▽

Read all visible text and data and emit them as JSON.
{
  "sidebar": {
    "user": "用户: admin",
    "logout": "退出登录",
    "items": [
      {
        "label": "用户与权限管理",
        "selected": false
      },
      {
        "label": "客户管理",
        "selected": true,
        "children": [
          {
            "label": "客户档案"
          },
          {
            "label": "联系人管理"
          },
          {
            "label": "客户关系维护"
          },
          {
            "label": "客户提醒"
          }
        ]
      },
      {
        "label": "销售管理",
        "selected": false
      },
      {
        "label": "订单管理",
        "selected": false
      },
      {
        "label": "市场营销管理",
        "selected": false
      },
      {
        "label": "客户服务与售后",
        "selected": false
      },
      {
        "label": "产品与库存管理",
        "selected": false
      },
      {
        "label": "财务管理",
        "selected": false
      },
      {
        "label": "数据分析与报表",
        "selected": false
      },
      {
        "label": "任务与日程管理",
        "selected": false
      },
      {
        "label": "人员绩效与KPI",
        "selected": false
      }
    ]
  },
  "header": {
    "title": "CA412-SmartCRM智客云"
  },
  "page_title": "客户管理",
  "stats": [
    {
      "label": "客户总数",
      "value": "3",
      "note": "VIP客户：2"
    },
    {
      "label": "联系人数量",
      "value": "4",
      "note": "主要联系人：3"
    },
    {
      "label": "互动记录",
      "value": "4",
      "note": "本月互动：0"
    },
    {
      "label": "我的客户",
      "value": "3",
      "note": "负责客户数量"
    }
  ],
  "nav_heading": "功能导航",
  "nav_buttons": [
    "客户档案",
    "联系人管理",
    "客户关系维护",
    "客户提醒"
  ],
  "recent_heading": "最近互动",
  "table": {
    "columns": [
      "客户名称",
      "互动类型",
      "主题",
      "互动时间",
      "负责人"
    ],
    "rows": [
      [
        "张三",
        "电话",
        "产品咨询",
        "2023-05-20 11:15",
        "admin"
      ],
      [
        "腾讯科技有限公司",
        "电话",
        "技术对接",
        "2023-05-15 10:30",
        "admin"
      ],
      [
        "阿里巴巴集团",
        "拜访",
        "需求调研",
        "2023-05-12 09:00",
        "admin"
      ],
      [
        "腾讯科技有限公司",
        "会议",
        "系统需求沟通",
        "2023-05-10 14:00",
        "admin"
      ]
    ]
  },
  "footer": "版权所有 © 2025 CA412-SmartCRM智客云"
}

△

### [Aim]
Repeat the records above in full, character for character.

### [Complete response]
Read all visible text and data and emit them as JSON.
{
  "sidebar": {
    "user": "用户: admin",
    "logout": "退出登录",
    "items": [
      {
        "label": "用户与权限管理",
        "selected": false
      },
      {
        "label": "客户管理",
        "selected": true,
        "children": [
          {
            "label": "客户档案"
          },
          {
            "label": "联系人管理"
          },
          {
            "label": "客户关系维护"
          },
          {
            "label": "客户提醒"
          }
        ]
      },
      {
        "label": "销售管理",
        "selected": false
      },
      {
        "label": "订单管理",
        "selected": false
      },
      {
        "label": "市场营销管理",
        "selected": false
      },
      {
        "label": "客户服务与售后",
        "selected": false
      },
      {
        "label": "产品与库存管理",
        "selected": false
      },
      {
        "label": "财务管理",
        "selected": false
      },
      {
        "label": "数据分析与报表",
        "selected": false
      },
      {
        "label": "任务与日程管理",
        "selected": false
      },
      {
        "label": "人员绩效与KPI",
        "selected": false
      }
    ]
  },
  "header": {
    "title": "CA412-SmartCRM智客云"
  },
  "page_title": "客户管理",
  "stats": [
    {
      "label": "客户总数",
      "value": "3",
      "note": "VIP客户：2"
    },
    {
      "label": "联系人数量",
      "value": "4",
      "note": "主要联系人：3"
    },
    {
      "label": "互动记录",
      "value": "4",
      "note": "本月互动：0"
    },
    {
      "label": "我的客户",
      "value": "3",
      "note": "负责客户数量"
    }
  ],
  "nav_heading": "功能导航",
  "nav_buttons": [
    "客户档案",
    "联系人管理",
    "客户关系维护",
    "客户提醒"
  ],
  "recent_heading": "最近互动",
  "table": {
    "columns": [
      "客户名称",
      "互动类型",
      "主题",
      "互动时间",
      "负责人"
    ],
    "rows": [
      [
        "张三",
        "电话",
        "产品咨询",
        "2023-05-20 11:15",
        "admin"
      ],
      [
        "腾讯科技有限公司",
        "电话",
        "技术对接",
        "2023-05-15 10:30",
        "admin"
      ],
      [
        "阿里巴巴集团",
        "拜访",
        "需求调研",
        "2023-05-12 09:00",
        "admin"
      ],
      [
        "腾讯科技有限公司",
        "会议",
        "系统需求沟通",
        "2023-05-10 14:00",
        "admin"
      ]
    ]
  },
  "footer": "版权所有 © 2025 CA412-SmartCRM智客云"
}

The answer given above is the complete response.